> [Written problem]:
Reproduce each line bearing the word "有价证券".
## start Data provided
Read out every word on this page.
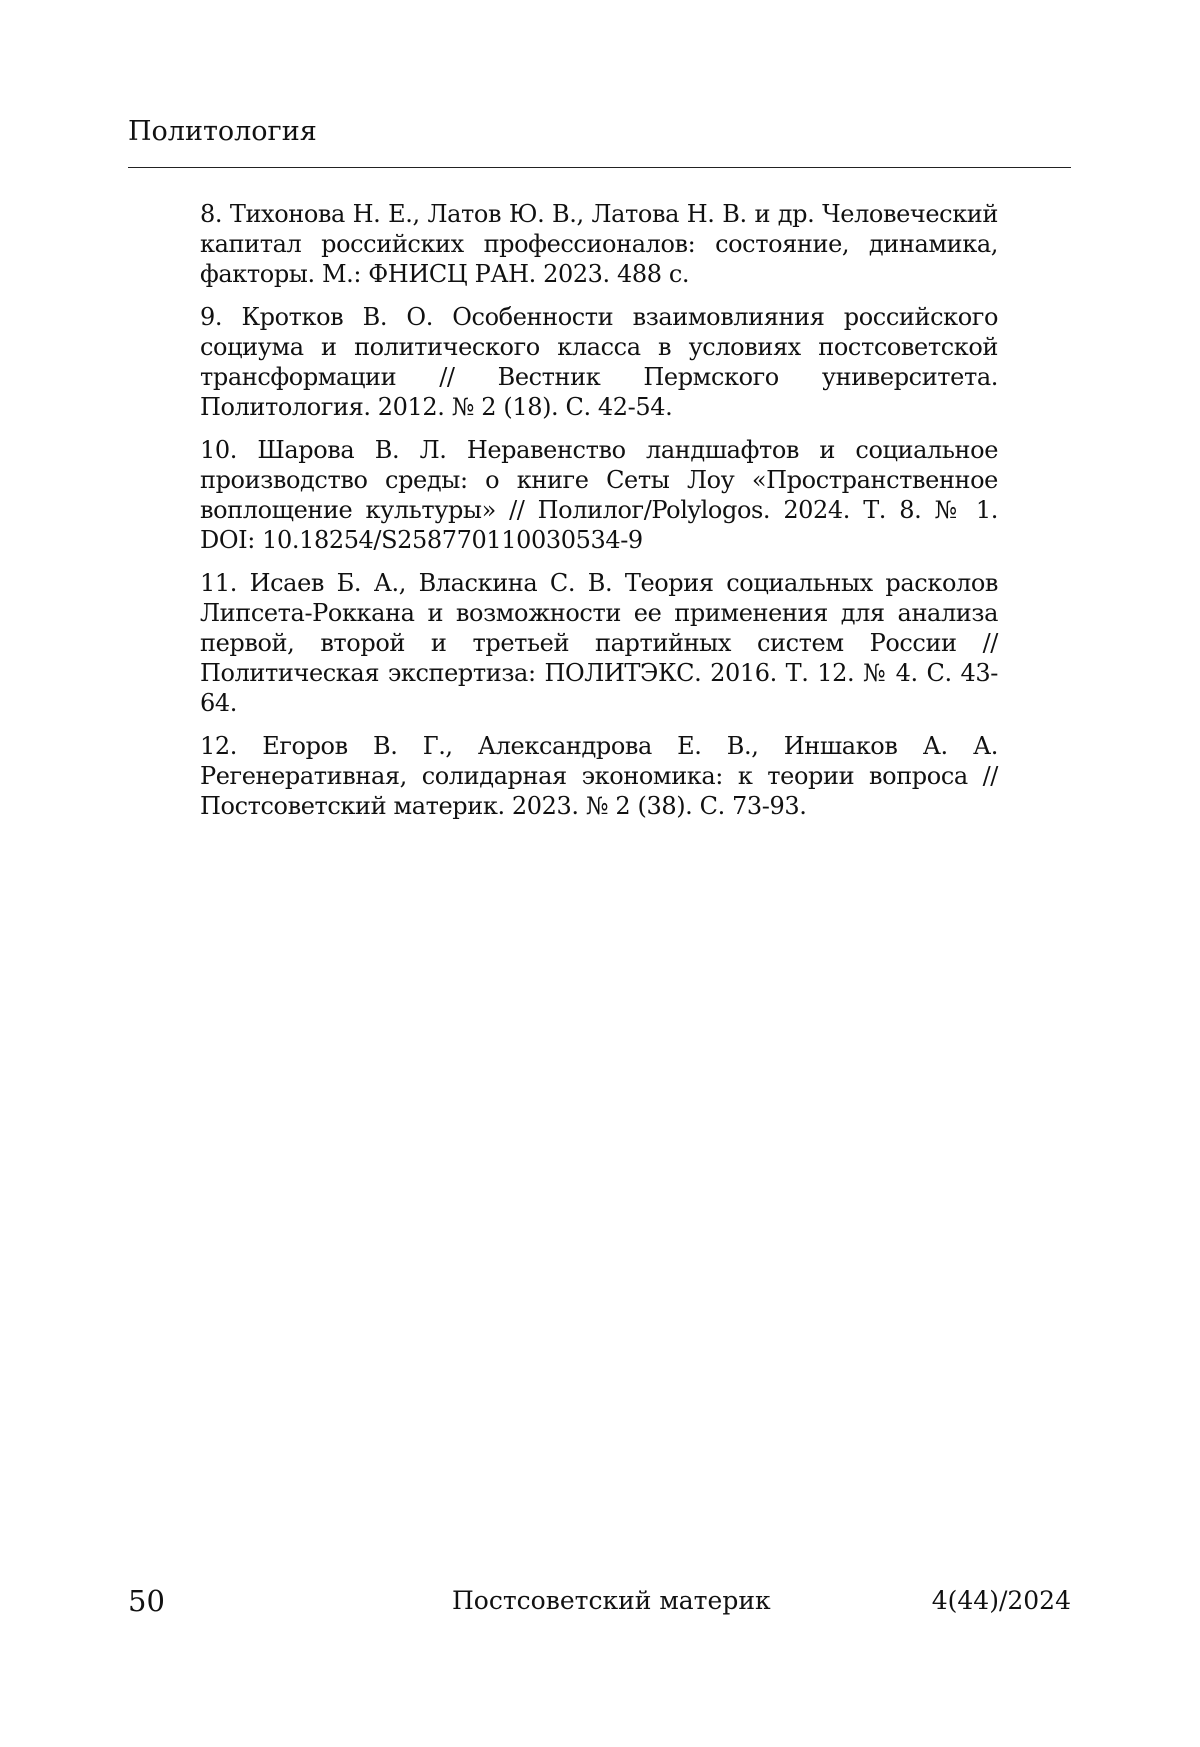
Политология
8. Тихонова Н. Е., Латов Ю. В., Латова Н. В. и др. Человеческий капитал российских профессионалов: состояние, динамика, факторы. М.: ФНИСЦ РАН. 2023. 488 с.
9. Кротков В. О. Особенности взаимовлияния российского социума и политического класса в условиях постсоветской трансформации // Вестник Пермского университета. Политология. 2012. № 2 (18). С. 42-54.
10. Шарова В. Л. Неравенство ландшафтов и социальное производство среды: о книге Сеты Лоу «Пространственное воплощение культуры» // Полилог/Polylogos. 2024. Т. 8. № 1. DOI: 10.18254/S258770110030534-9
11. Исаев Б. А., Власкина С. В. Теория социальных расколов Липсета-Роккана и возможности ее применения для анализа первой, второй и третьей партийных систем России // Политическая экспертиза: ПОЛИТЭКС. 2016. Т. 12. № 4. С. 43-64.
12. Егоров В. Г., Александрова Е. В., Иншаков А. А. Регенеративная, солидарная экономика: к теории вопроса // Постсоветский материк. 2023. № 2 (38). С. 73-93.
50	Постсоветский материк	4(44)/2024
## end Data provided
## start Data provided
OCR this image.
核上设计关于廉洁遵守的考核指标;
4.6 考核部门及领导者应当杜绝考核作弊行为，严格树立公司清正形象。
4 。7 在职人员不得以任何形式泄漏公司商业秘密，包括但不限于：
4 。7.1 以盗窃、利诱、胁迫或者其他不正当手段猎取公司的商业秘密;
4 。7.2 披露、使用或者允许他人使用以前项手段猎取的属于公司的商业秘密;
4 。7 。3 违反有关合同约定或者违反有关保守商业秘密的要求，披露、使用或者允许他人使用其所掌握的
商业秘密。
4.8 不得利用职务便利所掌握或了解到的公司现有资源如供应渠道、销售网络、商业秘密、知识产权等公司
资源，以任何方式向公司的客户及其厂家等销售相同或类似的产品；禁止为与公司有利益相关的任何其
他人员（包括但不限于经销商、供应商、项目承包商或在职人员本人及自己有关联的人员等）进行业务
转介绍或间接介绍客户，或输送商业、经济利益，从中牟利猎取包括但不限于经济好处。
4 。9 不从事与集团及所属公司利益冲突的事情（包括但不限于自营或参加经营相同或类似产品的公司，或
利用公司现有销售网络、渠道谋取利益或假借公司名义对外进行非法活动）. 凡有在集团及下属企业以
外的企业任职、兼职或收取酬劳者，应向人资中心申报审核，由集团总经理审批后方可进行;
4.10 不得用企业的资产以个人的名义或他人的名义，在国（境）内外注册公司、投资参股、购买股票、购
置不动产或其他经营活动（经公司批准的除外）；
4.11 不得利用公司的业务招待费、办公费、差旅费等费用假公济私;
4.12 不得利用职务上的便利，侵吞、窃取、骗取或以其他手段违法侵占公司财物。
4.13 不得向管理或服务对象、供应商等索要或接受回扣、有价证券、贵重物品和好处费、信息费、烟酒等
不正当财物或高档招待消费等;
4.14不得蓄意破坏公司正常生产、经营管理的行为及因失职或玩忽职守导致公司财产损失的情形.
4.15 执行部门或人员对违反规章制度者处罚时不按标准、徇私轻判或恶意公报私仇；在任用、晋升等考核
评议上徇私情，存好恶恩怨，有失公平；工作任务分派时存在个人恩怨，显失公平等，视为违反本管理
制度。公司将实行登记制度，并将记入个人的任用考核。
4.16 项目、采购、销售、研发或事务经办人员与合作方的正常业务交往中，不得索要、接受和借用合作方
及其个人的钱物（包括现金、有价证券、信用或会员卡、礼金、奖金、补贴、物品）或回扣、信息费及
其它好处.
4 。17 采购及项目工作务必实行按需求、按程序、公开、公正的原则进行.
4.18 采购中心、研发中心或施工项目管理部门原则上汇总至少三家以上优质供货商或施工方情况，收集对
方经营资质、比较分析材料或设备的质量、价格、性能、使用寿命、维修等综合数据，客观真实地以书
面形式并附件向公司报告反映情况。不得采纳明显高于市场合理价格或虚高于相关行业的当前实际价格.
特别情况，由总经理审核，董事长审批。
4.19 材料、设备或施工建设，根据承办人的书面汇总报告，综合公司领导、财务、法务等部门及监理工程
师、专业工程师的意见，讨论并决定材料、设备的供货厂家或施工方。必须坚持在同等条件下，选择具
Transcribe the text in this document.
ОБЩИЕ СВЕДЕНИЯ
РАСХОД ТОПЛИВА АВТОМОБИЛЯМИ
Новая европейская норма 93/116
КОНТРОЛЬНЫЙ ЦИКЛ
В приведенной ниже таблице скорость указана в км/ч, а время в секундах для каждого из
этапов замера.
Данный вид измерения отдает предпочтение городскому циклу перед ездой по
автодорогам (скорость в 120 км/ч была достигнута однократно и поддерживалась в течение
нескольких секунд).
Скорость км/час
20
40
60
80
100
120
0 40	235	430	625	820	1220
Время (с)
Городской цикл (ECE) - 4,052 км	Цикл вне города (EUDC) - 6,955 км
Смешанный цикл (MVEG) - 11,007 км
## end Data provided
> [Result for this task]:
4.13 不得向管理或服务对象、供应商等索要或接受回扣、有价证券、贵重物品和好处费、信息费、烟酒等
及其个人的钱物（包括现金、有价证券、信用或会员卡、礼金、奖金、补贴、物品）或回扣、信息费及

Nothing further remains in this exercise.